Exercise:
Retype the whole listing, please, keeping every line exact and dropping the pictures.
-- -- --
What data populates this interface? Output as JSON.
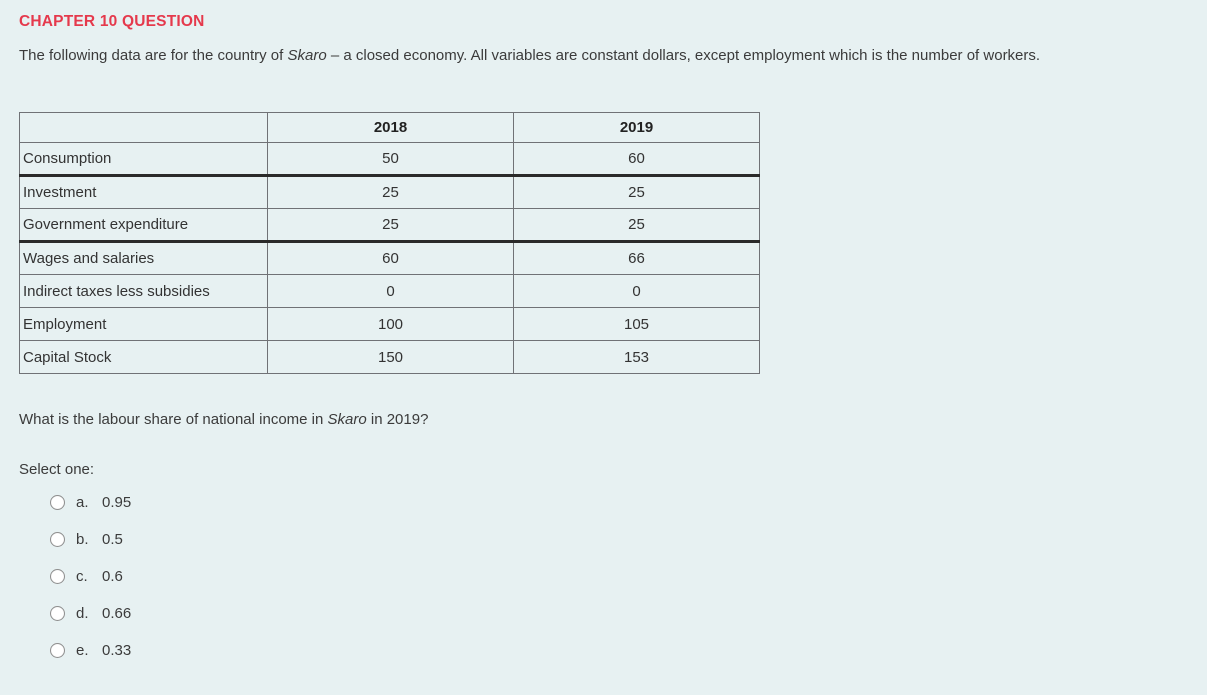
{
  "page": {
    "background_color": "#e7f1f2",
    "heading": "CHAPTER 10 QUESTION",
    "heading_color": "#e5394c",
    "intro": {
      "pre_italic": "The following data are for the country of ",
      "italic": "Skaro",
      "post_italic": " – a closed economy. All variables are constant dollars, except employment which is the number of workers."
    }
  },
  "table": {
    "columns": [
      "",
      "2018",
      "2019"
    ],
    "rows": [
      {
        "label": "Consumption",
        "y2018": "50",
        "y2019": "60"
      },
      {
        "label": "Investment",
        "y2018": "25",
        "y2019": "25"
      },
      {
        "label": "Government expenditure",
        "y2018": "25",
        "y2019": "25"
      },
      {
        "label": "Wages and salaries",
        "y2018": "60",
        "y2019": "66"
      },
      {
        "label": "Indirect taxes less subsidies",
        "y2018": "0",
        "y2019": "0"
      },
      {
        "label": "Employment",
        "y2018": "100",
        "y2019": "105"
      },
      {
        "label": "Capital Stock",
        "y2018": "150",
        "y2019": "153"
      }
    ]
  },
  "question": {
    "pre_italic": "What is the labour share of national income in ",
    "italic": "Skaro",
    "post_italic": " in 2019?",
    "select_label": "Select one:",
    "options": [
      {
        "letter": "a.",
        "value": "0.95",
        "selected": false
      },
      {
        "letter": "b.",
        "value": "0.5",
        "selected": false
      },
      {
        "letter": "c.",
        "value": "0.6",
        "selected": false
      },
      {
        "letter": "d.",
        "value": "0.66",
        "selected": false
      },
      {
        "letter": "e.",
        "value": "0.33",
        "selected": false
      }
    ]
  }
}
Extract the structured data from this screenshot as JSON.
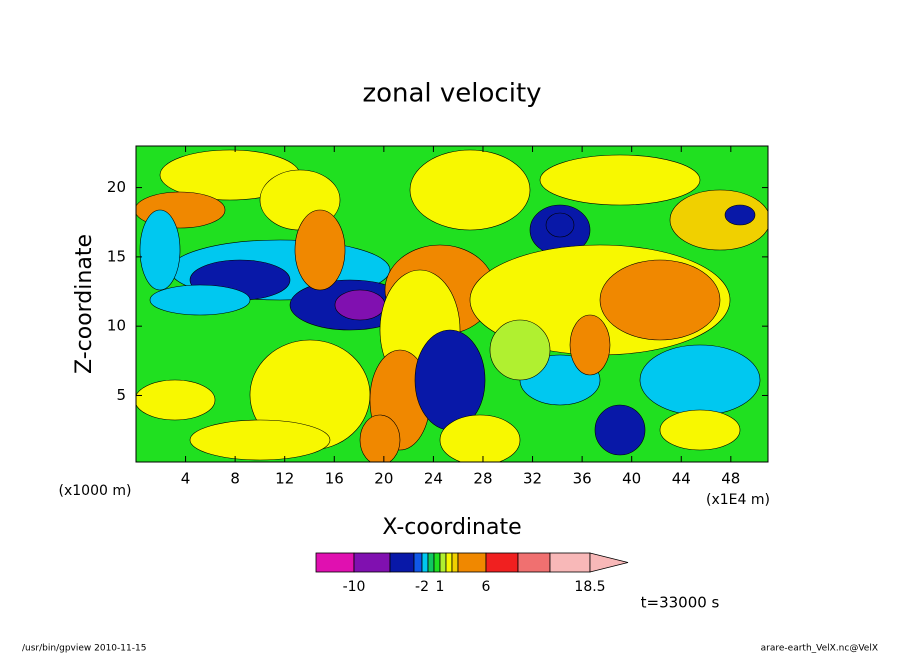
{
  "chart_data": {
    "type": "contour",
    "title": "zonal velocity",
    "x_label": "X-coordinate",
    "y_label": "Z-coordinate",
    "x_unit_left": "(x1000 m)",
    "x_unit_right": "(x1E4 m)",
    "xlim": [
      0,
      51
    ],
    "xticks": [
      4,
      8,
      12,
      16,
      20,
      24,
      28,
      32,
      36,
      40,
      44,
      48
    ],
    "ylim": [
      0.2,
      23
    ],
    "yticks": [
      5,
      10,
      15,
      20
    ],
    "colorbar": {
      "levels": [
        -14,
        -10,
        -6,
        -3,
        -2,
        -1,
        0,
        1,
        2,
        3,
        4,
        6,
        10,
        14,
        18.5
      ],
      "colors": [
        "#e010b0",
        "#8010b0",
        "#0818a8",
        "#1058e8",
        "#00c8f0",
        "#10c860",
        "#20e020",
        "#b0f030",
        "#f8f800",
        "#f0d000",
        "#f08800",
        "#f02020",
        "#f07070",
        "#f8b8b8"
      ],
      "ticks": [
        -10,
        -2,
        1,
        6,
        18.5
      ]
    },
    "time_label": "t=33000 s",
    "footer_left": "/usr/bin/gpview   2010-11-15",
    "footer_right": "arare-earth_VelX.nc@VelX"
  }
}
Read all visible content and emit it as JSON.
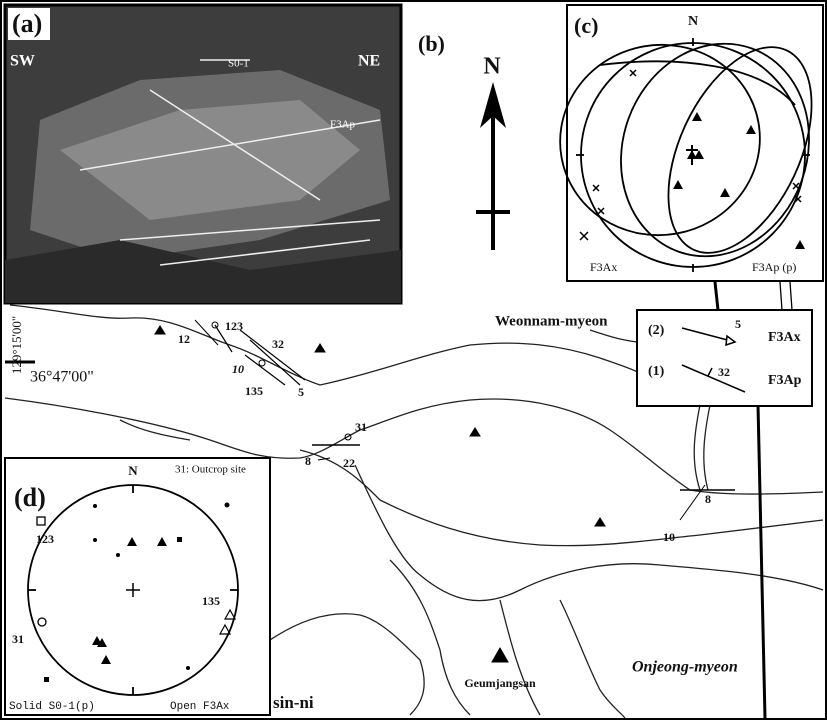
{
  "panel_a": {
    "label": "(a)",
    "sw": "SW",
    "ne": "NE",
    "bedding": "S0-1",
    "fold": "F3Ap"
  },
  "panel_b": {
    "label": "(b)",
    "north": "N"
  },
  "panel_c": {
    "label": "(c)",
    "north": "N",
    "legend_cross": "F3Ax",
    "legend_triangle": "F3Ap (p)"
  },
  "legend": {
    "item_2_number": "(2)",
    "item_2_dip": "5",
    "item_2_label": "F3Ax",
    "item_1_number": "(1)",
    "item_1_dip": "32",
    "item_1_label": "F3Ap"
  },
  "map": {
    "longitude": "129°15'00\"",
    "latitude": "36°47'00\"",
    "places": [
      "Weonnam-myeon",
      "Geumjangsan",
      "Onjeong-myeon",
      "sin-ni"
    ],
    "site_labels": [
      "12",
      "123",
      "32",
      "10",
      "135",
      "5",
      "31",
      "8",
      "22",
      "8",
      "10"
    ]
  },
  "panel_d": {
    "label": "(d)",
    "north": "N",
    "site_note": "31: Outcrop site",
    "sites": [
      "123",
      "135",
      "31"
    ],
    "legend_solid": "Solid S0-1(p)",
    "legend_open": "Open F3Ax"
  }
}
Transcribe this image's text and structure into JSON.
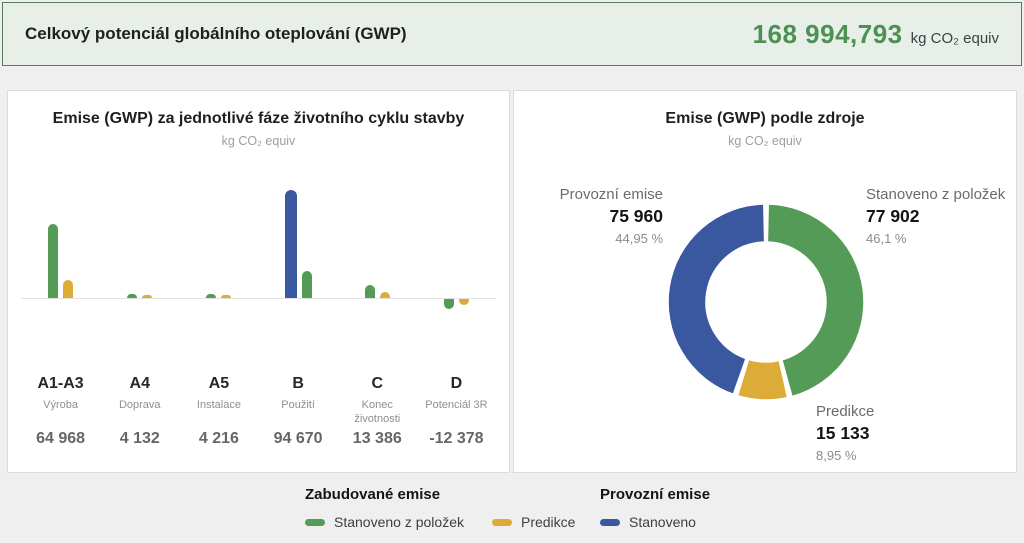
{
  "header": {
    "title": "Celkový potenciál globálního oteplování (GWP)",
    "total_value": "168 994,793",
    "total_unit": "kg CO₂ equiv"
  },
  "chart_data": [
    {
      "type": "bar",
      "title": "Emise (GWP) za jednotlivé fáze životního cyklu stavby",
      "subtitle": "kg CO₂ equiv",
      "categories": [
        "A1-A3",
        "A4",
        "A5",
        "B",
        "C",
        "D"
      ],
      "category_sublabels": [
        "Výroba",
        "Doprava",
        "Instalace",
        "Použití",
        "Konec životnosti",
        "Potenciál 3R"
      ],
      "category_totals": [
        64968,
        4132,
        4216,
        94670,
        13386,
        -12378
      ],
      "category_total_labels": [
        "64 968",
        "4 132",
        "4 216",
        "94 670",
        "13 386",
        "-12 378"
      ],
      "series": [
        {
          "name": "Stanoveno z položek",
          "color": "#549b57",
          "values": [
            52000,
            2750,
            2800,
            18710,
            9400,
            -7760
          ]
        },
        {
          "name": "Predikce",
          "color": "#dcab38",
          "values": [
            12968,
            1382,
            1416,
            0,
            3986,
            -4618
          ]
        },
        {
          "name": "Stanoveno",
          "color": "#3a58a0",
          "values": [
            0,
            0,
            0,
            75960,
            0,
            0
          ]
        }
      ],
      "note": "per-series split estimated from bar heights; category totals are the labeled values",
      "grid": false,
      "baseline": 0
    },
    {
      "type": "pie",
      "donut": true,
      "title": "Emise (GWP) podle zdroje",
      "subtitle": "kg CO₂ equiv",
      "start_angle_deg": 0,
      "direction": "clockwise",
      "slices": [
        {
          "label": "Stanoveno z položek",
          "value": 77902,
          "value_label": "77 902",
          "pct": 46.1,
          "pct_label": "46,1 %",
          "color": "#549b57"
        },
        {
          "label": "Predikce",
          "value": 15133,
          "value_label": "15 133",
          "pct": 8.95,
          "pct_label": "8,95 %",
          "color": "#dcab38"
        },
        {
          "label": "Provozní emise",
          "value": 75960,
          "value_label": "75 960",
          "pct": 44.95,
          "pct_label": "44,95 %",
          "color": "#3a58a0"
        }
      ]
    }
  ],
  "legend": {
    "groups": [
      {
        "title": "Zabudované emise",
        "items": [
          {
            "label": "Stanoveno z položek",
            "color": "#549b57"
          },
          {
            "label": "Predikce",
            "color": "#dcab38"
          }
        ]
      },
      {
        "title": "Provozní emise",
        "items": [
          {
            "label": "Stanoveno",
            "color": "#3a58a0"
          }
        ]
      }
    ]
  },
  "colors": {
    "green": "#549b57",
    "yellow": "#dcab38",
    "blue": "#3a58a0",
    "header_bg": "#e8efe9",
    "header_border": "#55815d",
    "header_value": "#4b9154",
    "page_bg": "#efefef",
    "panel_border": "#dcdcdc"
  }
}
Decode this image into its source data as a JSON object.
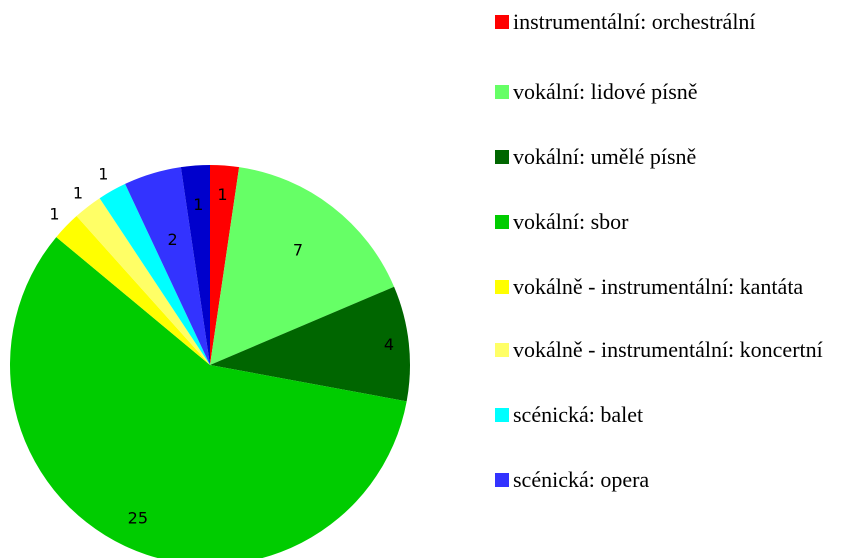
{
  "chart_data": {
    "type": "pie",
    "categories": [
      "instrumentální: orchestrální",
      "vokální: lidové písně",
      "vokální: umělé písně",
      "vokální: sbor",
      "vokálně - instrumentální: kantáta",
      "vokálně - instrumentální: koncertní",
      "scénická: balet",
      "scénická: opera",
      null
    ],
    "values": [
      1,
      7,
      4,
      25,
      1,
      1,
      1,
      2,
      1
    ],
    "colors": [
      "#ff0000",
      "#66ff66",
      "#006600",
      "#00cc00",
      "#ffff00",
      "#ffff66",
      "#00ffff",
      "#3333ff",
      "#0000cc"
    ]
  }
}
-- -- --
Solved exercise:
What data populates this interface? Output as JSON.
{
  "page": {
    "background_color": "#e7f1f2",
    "heading": "CHAPTER 10 QUESTION",
    "heading_color": "#e5394c",
    "intro": {
      "pre_italic": "The following data are for the country of ",
      "italic": "Skaro",
      "post_italic": " – a closed economy. All variables are constant dollars, except employment which is the number of workers."
    }
  },
  "table": {
    "columns": [
      "",
      "2018",
      "2019"
    ],
    "rows": [
      {
        "label": "Consumption",
        "y2018": "50",
        "y2019": "60"
      },
      {
        "label": "Investment",
        "y2018": "25",
        "y2019": "25"
      },
      {
        "label": "Government expenditure",
        "y2018": "25",
        "y2019": "25"
      },
      {
        "label": "Wages and salaries",
        "y2018": "60",
        "y2019": "66"
      },
      {
        "label": "Indirect taxes less subsidies",
        "y2018": "0",
        "y2019": "0"
      },
      {
        "label": "Employment",
        "y2018": "100",
        "y2019": "105"
      },
      {
        "label": "Capital Stock",
        "y2018": "150",
        "y2019": "153"
      }
    ]
  },
  "question": {
    "pre_italic": "What is the labour share of national income in ",
    "italic": "Skaro",
    "post_italic": " in 2019?",
    "select_label": "Select one:",
    "options": [
      {
        "letter": "a.",
        "value": "0.95",
        "selected": false
      },
      {
        "letter": "b.",
        "value": "0.5",
        "selected": false
      },
      {
        "letter": "c.",
        "value": "0.6",
        "selected": false
      },
      {
        "letter": "d.",
        "value": "0.66",
        "selected": false
      },
      {
        "letter": "e.",
        "value": "0.33",
        "selected": false
      }
    ]
  }
}
Extract the structured data from this screenshot as JSON.
{
  "chart_data": {
    "type": "contour",
    "title": "zonal velocity",
    "x_label": "X-coordinate",
    "y_label": "Z-coordinate",
    "x_unit_left": "(x1000 m)",
    "x_unit_right": "(x1E4 m)",
    "xlim": [
      0,
      51
    ],
    "xticks": [
      4,
      8,
      12,
      16,
      20,
      24,
      28,
      32,
      36,
      40,
      44,
      48
    ],
    "ylim": [
      0.2,
      23
    ],
    "yticks": [
      5,
      10,
      15,
      20
    ],
    "colorbar": {
      "levels": [
        -14,
        -10,
        -6,
        -3,
        -2,
        -1,
        0,
        1,
        2,
        3,
        4,
        6,
        10,
        14,
        18.5
      ],
      "colors": [
        "#e010b0",
        "#8010b0",
        "#0818a8",
        "#1058e8",
        "#00c8f0",
        "#10c860",
        "#20e020",
        "#b0f030",
        "#f8f800",
        "#f0d000",
        "#f08800",
        "#f02020",
        "#f07070",
        "#f8b8b8"
      ],
      "ticks": [
        -10,
        -2,
        1,
        6,
        18.5
      ]
    },
    "time_label": "t=33000 s",
    "footer_left": "/usr/bin/gpview   2010-11-15",
    "footer_right": "arare-earth_VelX.nc@VelX"
  }
}
Read all visible content and emit it as JSON.
{
  "panel_a": {
    "label": "(a)",
    "sw": "SW",
    "ne": "NE",
    "bedding": "S0-1",
    "fold": "F3Ap"
  },
  "panel_b": {
    "label": "(b)",
    "north": "N"
  },
  "panel_c": {
    "label": "(c)",
    "north": "N",
    "legend_cross": "F3Ax",
    "legend_triangle": "F3Ap (p)"
  },
  "legend": {
    "item_2_number": "(2)",
    "item_2_dip": "5",
    "item_2_label": "F3Ax",
    "item_1_number": "(1)",
    "item_1_dip": "32",
    "item_1_label": "F3Ap"
  },
  "map": {
    "longitude": "129°15'00\"",
    "latitude": "36°47'00\"",
    "places": [
      "Weonnam-myeon",
      "Geumjangsan",
      "Onjeong-myeon",
      "sin-ni"
    ],
    "site_labels": [
      "12",
      "123",
      "32",
      "10",
      "135",
      "5",
      "31",
      "8",
      "22",
      "8",
      "10"
    ]
  },
  "panel_d": {
    "label": "(d)",
    "north": "N",
    "site_note": "31: Outcrop site",
    "sites": [
      "123",
      "135",
      "31"
    ],
    "legend_solid": "Solid S0-1(p)",
    "legend_open": "Open F3Ax"
  }
}
Transcribe this image's text and structure into JSON.
{
  "header": {
    "title": "Celkový potenciál globálního oteplování (GWP)",
    "total_value": "168 994,793",
    "total_unit": "kg CO₂ equiv"
  },
  "chart_data": [
    {
      "type": "bar",
      "title": "Emise (GWP) za jednotlivé fáze životního cyklu stavby",
      "subtitle": "kg CO₂ equiv",
      "categories": [
        "A1-A3",
        "A4",
        "A5",
        "B",
        "C",
        "D"
      ],
      "category_sublabels": [
        "Výroba",
        "Doprava",
        "Instalace",
        "Použití",
        "Konec životnosti",
        "Potenciál 3R"
      ],
      "category_totals": [
        64968,
        4132,
        4216,
        94670,
        13386,
        -12378
      ],
      "category_total_labels": [
        "64 968",
        "4 132",
        "4 216",
        "94 670",
        "13 386",
        "-12 378"
      ],
      "series": [
        {
          "name": "Stanoveno z položek",
          "color": "#549b57",
          "values": [
            52000,
            2750,
            2800,
            18710,
            9400,
            -7760
          ]
        },
        {
          "name": "Predikce",
          "color": "#dcab38",
          "values": [
            12968,
            1382,
            1416,
            0,
            3986,
            -4618
          ]
        },
        {
          "name": "Stanoveno",
          "color": "#3a58a0",
          "values": [
            0,
            0,
            0,
            75960,
            0,
            0
          ]
        }
      ],
      "note": "per-series split estimated from bar heights; category totals are the labeled values",
      "grid": false,
      "baseline": 0
    },
    {
      "type": "pie",
      "donut": true,
      "title": "Emise (GWP) podle zdroje",
      "subtitle": "kg CO₂ equiv",
      "start_angle_deg": 0,
      "direction": "clockwise",
      "slices": [
        {
          "label": "Stanoveno z položek",
          "value": 77902,
          "value_label": "77 902",
          "pct": 46.1,
          "pct_label": "46,1 %",
          "color": "#549b57"
        },
        {
          "label": "Predikce",
          "value": 15133,
          "value_label": "15 133",
          "pct": 8.95,
          "pct_label": "8,95 %",
          "color": "#dcab38"
        },
        {
          "label": "Provozní emise",
          "value": 75960,
          "value_label": "75 960",
          "pct": 44.95,
          "pct_label": "44,95 %",
          "color": "#3a58a0"
        }
      ]
    }
  ],
  "legend": {
    "groups": [
      {
        "title": "Zabudované emise",
        "items": [
          {
            "label": "Stanoveno z položek",
            "color": "#549b57"
          },
          {
            "label": "Predikce",
            "color": "#dcab38"
          }
        ]
      },
      {
        "title": "Provozní emise",
        "items": [
          {
            "label": "Stanoveno",
            "color": "#3a58a0"
          }
        ]
      }
    ]
  },
  "colors": {
    "green": "#549b57",
    "yellow": "#dcab38",
    "blue": "#3a58a0",
    "header_bg": "#e8efe9",
    "header_border": "#55815d",
    "header_value": "#4b9154",
    "page_bg": "#efefef",
    "panel_border": "#dcdcdc"
  }
}
Decode this image into its source data as a JSON object.
{
  "chart_data": {
    "type": "pie",
    "categories": [
      "instrumentální: orchestrální",
      "vokální: lidové písně",
      "vokální: umělé písně",
      "vokální: sbor",
      "vokálně - instrumentální: kantáta",
      "vokálně - instrumentální: koncertní",
      "scénická: balet",
      "scénická: opera",
      null
    ],
    "values": [
      1,
      7,
      4,
      25,
      1,
      1,
      1,
      2,
      1
    ],
    "colors": [
      "#ff0000",
      "#66ff66",
      "#006600",
      "#00cc00",
      "#ffff00",
      "#ffff66",
      "#00ffff",
      "#3333ff",
      "#0000cc"
    ]
  }
}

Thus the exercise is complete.